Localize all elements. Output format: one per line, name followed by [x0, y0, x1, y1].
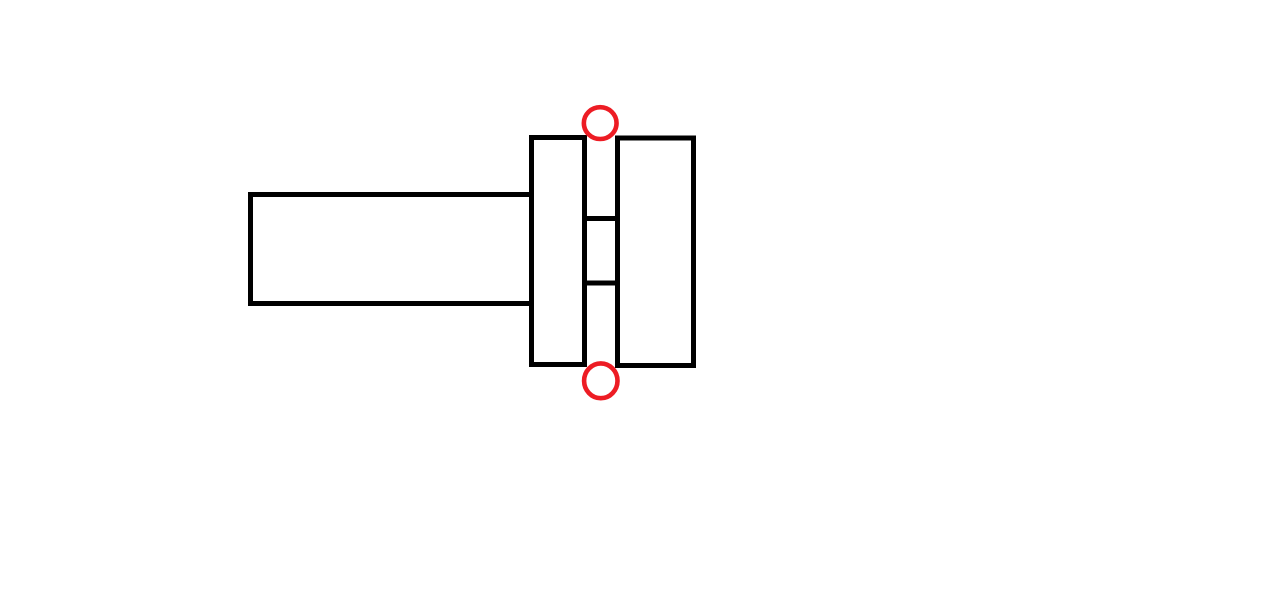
shaft rectangle (horizontal body on the left) — [251, 195, 532, 304]
top red circle marker — [584, 107, 617, 139]
center block (small rectangle inside the channel) — [585, 219, 618, 284]
left flange rectangle (tall vertical block) — [532, 138, 585, 365]
bottom red circle marker — [584, 363, 617, 398]
right flange rectangle (tall vertical block) — [618, 138, 694, 366]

● ● ●

Set task: Rewrite the item above with "Output format" renamed to "Answer format" and no other changes. Omit the picture from your answer.

Problem solution:
Localize all elements. Answer format: one per line, name followed by [x0, y0, x1, y1].
shaft rectangle (horizontal body on the left) — [251, 195, 532, 304]
top red circle marker — [584, 107, 617, 139]
center block (small rectangle inside the channel) — [585, 219, 618, 284]
left flange rectangle (tall vertical block) — [532, 138, 585, 365]
bottom red circle marker — [584, 363, 617, 398]
right flange rectangle (tall vertical block) — [618, 138, 694, 366]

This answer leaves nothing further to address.